■ **Exercise**
Give the data below again exactly as written, without its pictures.

■ **Supplied data**
=====

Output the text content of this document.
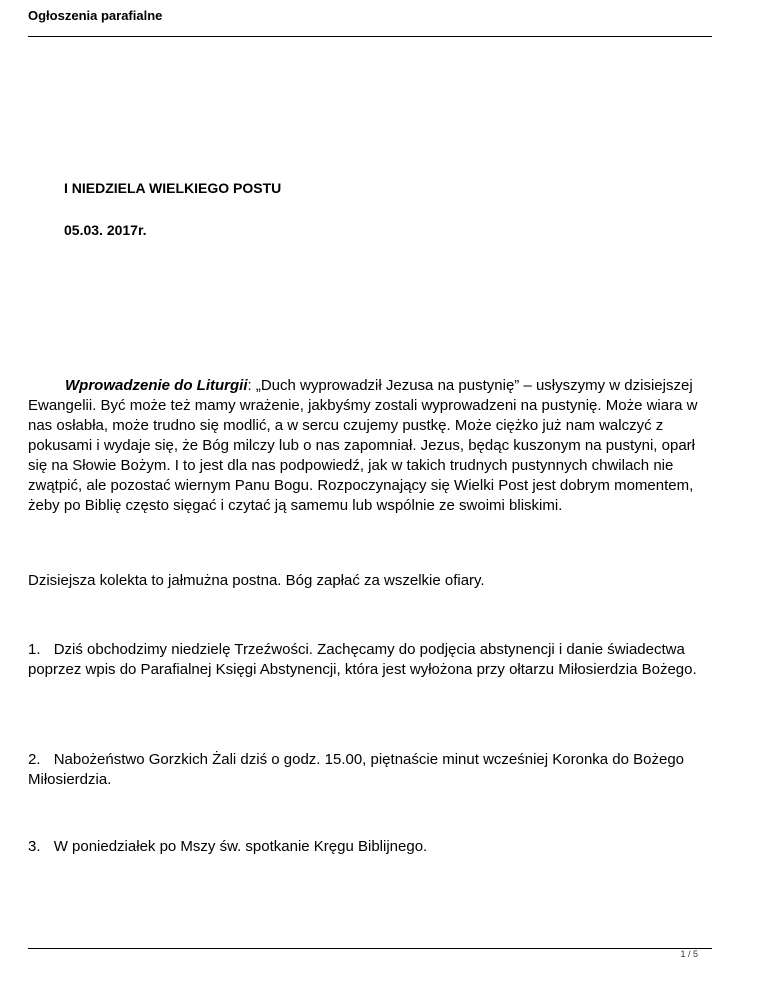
Ogłoszenia parafialne
I NIEDZIELA WIELKIEGO POSTU
05.03. 2017r.

Wprowadzenie do Liturgii: „Duch wyprowadził Jezusa na pustynię” – usłyszymy w dzisiejszej Ewangelii. Być może też mamy wrażenie, jakbyśmy zostali wyprowadzeni na pustynię. Może wiara w nas osłabła, może trudno się modlić, a w sercu czujemy pustkę. Może ciężko już nam walczyć z pokusami i wydaje się, że Bóg milczy lub o nas zapomniał. Jezus, będąc kuszonym na pustyni, oparł się na Słowie Bożym. I to jest dla nas podpowiedź, jak w takich trudnych pustynnych chwilach nie zwątpić, ale pozostać wiernym Panu Bogu. Rozpoczynający się Wielki Post jest dobrym momentem, żeby po Biblię często sięgać i czytać ją samemu lub wspólnie ze swoimi bliskimi.

Dzisiejsza kolekta to jałmużna postna. Bóg zapłać za wszelkie ofiary.

1. Dziś obchodzimy niedzielę Trzeźwości. Zachęcamy do podjęcia abstynencji i danie świadectwa poprzez wpis do Parafialnej Księgi Abstynencji, która jest wyłożona przy ołtarzu Miłosierdzia Bożego.

2. Nabożeństwo Gorzkich Żali dziś o godz. 15.00, piętnaście minut wcześniej Koronka do Bożego Miłosierdzia.

3. W poniedziałek po Mszy św. spotkanie Kręgu Biblijnego.

1 / 5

=====

■ **Solution below**
Output the text content of this document.
Ogłoszenia parafialne
I NIEDZIELA WIELKIEGO POSTU
05.03. 2017r.

Wprowadzenie do Liturgii: „Duch wyprowadził Jezusa na pustynię” – usłyszymy w dzisiejszej Ewangelii. Być może też mamy wrażenie, jakbyśmy zostali wyprowadzeni na pustynię. Może wiara w nas osłabła, może trudno się modlić, a w sercu czujemy pustkę. Może ciężko już nam walczyć z pokusami i wydaje się, że Bóg milczy lub o nas zapomniał. Jezus, będąc kuszonym na pustyni, oparł się na Słowie Bożym. I to jest dla nas podpowiedź, jak w takich trudnych pustynnych chwilach nie zwątpić, ale pozostać wiernym Panu Bogu. Rozpoczynający się Wielki Post jest dobrym momentem, żeby po Biblię często sięgać i czytać ją samemu lub wspólnie ze swoimi bliskimi.

Dzisiejsza kolekta to jałmużna postna. Bóg zapłać za wszelkie ofiary.

1. Dziś obchodzimy niedzielę Trzeźwości. Zachęcamy do podjęcia abstynencji i danie świadectwa poprzez wpis do Parafialnej Księgi Abstynencji, która jest wyłożona przy ołtarzu Miłosierdzia Bożego.

2. Nabożeństwo Gorzkich Żali dziś o godz. 15.00, piętnaście minut wcześniej Koronka do Bożego Miłosierdzia.

3. W poniedziałek po Mszy św. spotkanie Kręgu Biblijnego.

1 / 5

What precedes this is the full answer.